Excerpt from a dataset
— Start —

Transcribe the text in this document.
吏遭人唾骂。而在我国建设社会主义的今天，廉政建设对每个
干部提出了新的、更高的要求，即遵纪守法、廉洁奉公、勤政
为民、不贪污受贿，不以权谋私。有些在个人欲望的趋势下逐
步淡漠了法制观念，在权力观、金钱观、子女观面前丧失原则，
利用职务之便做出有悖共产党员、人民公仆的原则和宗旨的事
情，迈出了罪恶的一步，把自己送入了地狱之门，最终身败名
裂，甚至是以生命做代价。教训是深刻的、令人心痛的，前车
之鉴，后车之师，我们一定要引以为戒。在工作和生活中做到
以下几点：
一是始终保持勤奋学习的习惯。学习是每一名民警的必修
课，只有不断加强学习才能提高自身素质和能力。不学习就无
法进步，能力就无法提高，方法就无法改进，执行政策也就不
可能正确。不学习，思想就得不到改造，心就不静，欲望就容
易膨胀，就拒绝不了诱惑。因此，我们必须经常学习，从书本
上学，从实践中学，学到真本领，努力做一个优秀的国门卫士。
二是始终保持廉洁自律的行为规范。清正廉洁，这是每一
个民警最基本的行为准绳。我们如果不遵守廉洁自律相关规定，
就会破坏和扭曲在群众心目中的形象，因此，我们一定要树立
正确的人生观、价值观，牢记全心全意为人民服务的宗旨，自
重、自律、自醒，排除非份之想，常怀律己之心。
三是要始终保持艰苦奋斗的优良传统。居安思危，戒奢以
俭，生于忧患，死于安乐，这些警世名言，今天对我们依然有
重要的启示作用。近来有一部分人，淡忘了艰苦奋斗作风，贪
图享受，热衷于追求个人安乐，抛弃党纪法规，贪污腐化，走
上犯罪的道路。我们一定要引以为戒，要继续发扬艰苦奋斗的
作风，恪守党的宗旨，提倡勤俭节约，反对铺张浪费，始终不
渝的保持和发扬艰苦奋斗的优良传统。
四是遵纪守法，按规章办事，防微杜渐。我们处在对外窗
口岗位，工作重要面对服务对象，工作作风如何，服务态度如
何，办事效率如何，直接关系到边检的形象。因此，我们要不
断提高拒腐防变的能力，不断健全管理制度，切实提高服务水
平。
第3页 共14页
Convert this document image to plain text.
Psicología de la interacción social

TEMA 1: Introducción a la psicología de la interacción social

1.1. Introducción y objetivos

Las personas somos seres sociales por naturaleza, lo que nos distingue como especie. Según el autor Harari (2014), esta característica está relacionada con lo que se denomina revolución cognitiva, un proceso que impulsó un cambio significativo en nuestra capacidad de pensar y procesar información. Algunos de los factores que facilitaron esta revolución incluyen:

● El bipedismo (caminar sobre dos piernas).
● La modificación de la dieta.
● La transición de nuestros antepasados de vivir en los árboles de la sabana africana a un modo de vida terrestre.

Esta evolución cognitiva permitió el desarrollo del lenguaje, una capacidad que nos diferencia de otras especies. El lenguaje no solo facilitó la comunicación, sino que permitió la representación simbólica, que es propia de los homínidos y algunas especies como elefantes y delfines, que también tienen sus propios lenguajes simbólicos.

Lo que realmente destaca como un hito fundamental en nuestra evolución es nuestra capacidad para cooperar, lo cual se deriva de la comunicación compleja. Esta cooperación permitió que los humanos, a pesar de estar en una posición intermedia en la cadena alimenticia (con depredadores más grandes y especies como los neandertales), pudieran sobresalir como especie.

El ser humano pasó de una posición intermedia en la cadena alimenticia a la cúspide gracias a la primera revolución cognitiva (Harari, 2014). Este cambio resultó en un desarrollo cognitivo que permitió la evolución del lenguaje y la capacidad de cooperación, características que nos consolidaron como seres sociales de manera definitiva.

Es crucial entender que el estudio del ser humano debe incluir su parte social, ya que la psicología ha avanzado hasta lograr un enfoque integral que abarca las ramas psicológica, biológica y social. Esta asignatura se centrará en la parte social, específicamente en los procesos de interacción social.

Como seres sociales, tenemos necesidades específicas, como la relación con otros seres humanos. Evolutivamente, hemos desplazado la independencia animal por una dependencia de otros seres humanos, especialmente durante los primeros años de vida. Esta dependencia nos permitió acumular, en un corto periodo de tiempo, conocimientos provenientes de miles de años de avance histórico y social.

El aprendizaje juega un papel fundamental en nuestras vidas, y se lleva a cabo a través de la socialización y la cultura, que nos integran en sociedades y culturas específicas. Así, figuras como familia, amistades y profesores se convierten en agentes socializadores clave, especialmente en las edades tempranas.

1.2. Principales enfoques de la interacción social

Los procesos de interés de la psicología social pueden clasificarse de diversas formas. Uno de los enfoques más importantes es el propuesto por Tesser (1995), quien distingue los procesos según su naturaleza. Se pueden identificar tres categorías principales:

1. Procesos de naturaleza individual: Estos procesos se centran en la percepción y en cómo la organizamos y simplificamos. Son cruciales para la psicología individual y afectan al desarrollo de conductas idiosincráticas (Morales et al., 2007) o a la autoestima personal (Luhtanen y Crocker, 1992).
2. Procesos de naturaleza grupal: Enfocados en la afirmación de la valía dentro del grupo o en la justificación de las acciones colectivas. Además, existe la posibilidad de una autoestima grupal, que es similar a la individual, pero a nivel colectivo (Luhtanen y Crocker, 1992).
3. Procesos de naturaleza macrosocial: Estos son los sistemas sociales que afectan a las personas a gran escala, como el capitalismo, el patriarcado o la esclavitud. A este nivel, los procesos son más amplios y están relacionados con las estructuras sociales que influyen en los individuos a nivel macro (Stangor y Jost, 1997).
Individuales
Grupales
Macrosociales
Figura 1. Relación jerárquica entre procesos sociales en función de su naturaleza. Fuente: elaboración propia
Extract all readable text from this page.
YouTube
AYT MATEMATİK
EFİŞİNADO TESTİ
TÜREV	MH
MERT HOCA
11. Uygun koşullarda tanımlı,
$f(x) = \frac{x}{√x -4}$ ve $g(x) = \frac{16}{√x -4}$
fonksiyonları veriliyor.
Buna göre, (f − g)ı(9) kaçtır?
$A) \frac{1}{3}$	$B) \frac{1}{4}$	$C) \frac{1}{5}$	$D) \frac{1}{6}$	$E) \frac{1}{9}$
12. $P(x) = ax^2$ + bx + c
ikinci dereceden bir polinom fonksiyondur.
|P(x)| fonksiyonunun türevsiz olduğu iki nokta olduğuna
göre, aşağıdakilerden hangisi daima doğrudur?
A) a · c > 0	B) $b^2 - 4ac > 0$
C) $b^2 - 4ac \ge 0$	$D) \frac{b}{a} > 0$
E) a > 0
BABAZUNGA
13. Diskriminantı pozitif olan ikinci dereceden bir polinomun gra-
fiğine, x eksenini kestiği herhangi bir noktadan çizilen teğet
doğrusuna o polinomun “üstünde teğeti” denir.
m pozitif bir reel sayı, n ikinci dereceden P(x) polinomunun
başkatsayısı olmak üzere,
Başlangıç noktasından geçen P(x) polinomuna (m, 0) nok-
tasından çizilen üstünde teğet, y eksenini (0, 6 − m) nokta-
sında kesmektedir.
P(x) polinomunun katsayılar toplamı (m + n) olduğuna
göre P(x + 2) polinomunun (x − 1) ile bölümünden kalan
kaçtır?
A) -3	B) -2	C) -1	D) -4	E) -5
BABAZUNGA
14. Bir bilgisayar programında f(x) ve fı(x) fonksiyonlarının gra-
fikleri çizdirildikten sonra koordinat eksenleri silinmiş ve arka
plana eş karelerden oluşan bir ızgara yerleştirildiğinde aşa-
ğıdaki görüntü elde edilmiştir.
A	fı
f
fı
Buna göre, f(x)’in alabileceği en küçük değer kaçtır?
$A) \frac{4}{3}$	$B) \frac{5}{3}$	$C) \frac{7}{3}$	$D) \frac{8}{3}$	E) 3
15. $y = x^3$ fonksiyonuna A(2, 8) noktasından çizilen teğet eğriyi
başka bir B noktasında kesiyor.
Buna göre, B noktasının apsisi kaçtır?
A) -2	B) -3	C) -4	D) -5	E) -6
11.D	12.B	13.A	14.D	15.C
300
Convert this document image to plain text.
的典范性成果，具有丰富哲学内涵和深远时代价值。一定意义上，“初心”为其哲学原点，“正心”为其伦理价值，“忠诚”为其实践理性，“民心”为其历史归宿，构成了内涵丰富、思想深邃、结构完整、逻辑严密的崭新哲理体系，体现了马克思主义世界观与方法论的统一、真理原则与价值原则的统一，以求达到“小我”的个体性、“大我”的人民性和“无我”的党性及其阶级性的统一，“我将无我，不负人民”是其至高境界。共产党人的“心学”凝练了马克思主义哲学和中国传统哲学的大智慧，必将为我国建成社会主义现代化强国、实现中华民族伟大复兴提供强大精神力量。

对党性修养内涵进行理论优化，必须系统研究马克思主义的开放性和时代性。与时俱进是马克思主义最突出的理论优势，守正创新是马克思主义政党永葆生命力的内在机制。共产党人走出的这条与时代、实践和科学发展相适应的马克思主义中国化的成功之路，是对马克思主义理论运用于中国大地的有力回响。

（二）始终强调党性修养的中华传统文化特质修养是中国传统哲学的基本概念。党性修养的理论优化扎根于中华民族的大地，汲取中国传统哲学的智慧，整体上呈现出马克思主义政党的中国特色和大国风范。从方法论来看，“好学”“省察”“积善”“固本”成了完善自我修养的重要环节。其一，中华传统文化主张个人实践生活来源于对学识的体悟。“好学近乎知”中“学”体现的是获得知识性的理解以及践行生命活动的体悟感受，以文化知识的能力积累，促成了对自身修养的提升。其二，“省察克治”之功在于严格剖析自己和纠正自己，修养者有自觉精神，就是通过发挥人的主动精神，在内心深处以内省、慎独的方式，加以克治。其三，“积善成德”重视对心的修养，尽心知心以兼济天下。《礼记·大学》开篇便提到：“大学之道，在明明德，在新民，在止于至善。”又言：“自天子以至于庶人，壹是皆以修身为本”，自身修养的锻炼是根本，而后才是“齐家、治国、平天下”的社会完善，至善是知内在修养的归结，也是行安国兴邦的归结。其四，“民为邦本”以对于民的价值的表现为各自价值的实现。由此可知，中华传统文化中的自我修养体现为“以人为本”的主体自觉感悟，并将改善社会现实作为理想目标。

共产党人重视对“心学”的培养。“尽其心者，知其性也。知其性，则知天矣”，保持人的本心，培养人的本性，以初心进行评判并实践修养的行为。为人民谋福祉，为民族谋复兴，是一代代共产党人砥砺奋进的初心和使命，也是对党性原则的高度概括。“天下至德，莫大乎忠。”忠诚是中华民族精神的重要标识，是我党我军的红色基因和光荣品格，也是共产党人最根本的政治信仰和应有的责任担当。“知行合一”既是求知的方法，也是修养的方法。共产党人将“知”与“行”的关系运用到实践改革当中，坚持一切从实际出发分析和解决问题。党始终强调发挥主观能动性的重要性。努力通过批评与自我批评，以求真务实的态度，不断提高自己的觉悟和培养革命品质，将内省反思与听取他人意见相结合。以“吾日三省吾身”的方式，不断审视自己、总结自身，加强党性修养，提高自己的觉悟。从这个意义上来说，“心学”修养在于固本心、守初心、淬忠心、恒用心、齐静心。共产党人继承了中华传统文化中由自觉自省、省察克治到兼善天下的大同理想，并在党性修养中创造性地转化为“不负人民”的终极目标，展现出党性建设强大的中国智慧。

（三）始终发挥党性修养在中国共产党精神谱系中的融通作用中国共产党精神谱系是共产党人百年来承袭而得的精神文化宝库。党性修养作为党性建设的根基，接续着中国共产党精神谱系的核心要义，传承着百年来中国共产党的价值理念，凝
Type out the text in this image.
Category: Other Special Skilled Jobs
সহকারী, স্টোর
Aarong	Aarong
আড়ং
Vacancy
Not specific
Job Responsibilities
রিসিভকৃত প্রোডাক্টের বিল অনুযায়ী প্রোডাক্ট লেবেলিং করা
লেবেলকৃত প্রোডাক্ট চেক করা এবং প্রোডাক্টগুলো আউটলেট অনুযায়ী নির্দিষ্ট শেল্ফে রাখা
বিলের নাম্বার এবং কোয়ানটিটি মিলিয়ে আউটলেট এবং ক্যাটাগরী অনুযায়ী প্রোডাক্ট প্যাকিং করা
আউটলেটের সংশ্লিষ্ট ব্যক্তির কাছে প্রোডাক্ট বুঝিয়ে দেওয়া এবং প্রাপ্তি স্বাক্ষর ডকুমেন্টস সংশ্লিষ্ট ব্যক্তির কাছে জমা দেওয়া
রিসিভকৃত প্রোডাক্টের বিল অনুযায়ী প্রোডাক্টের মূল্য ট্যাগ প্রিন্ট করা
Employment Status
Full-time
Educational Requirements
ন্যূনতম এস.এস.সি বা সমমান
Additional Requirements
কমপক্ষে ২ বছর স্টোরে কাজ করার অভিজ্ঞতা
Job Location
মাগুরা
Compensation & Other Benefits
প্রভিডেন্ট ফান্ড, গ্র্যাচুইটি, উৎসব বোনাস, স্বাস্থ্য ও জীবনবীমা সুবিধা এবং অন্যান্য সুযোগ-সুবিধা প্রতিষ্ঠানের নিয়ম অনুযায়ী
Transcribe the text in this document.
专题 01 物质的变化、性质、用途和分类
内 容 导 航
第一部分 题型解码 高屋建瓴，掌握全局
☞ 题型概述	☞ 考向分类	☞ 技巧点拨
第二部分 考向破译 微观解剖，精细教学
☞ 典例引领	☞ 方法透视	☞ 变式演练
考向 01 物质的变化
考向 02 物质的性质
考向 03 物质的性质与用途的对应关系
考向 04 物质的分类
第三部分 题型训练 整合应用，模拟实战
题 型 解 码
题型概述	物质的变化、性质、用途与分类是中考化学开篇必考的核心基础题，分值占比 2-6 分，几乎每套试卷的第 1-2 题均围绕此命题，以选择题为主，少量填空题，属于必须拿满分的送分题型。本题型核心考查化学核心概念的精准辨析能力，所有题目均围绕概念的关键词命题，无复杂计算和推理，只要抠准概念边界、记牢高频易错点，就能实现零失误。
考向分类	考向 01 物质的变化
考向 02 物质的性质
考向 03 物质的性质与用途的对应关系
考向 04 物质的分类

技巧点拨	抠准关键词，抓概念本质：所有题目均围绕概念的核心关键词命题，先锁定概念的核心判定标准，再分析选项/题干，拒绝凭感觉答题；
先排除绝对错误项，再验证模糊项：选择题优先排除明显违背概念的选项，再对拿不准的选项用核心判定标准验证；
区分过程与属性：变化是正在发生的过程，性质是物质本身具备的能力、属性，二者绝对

— End —

In the entries above, identify each line that includes the string "autoestima", then copy it.

▸ **TASK ANSWER**
1. Procesos de naturaleza individual: Estos procesos se centran en la percepción y en cómo la organizamos y simplificamos. Son cruciales para la psicología individual y afectan al desarrollo de conductas idiosincráticas (Morales et al., 2007) o a la autoestima personal (Luhtanen y Crocker, 1992).
2. Procesos de naturaleza grupal: Enfocados en la afirmación de la valía dentro del grupo o en la justificación de las acciones colectivas. Además, existe la posibilidad de una autoestima grupal, que es similar a la individual, pero a nivel colectivo (Luhtanen y Crocker, 1992).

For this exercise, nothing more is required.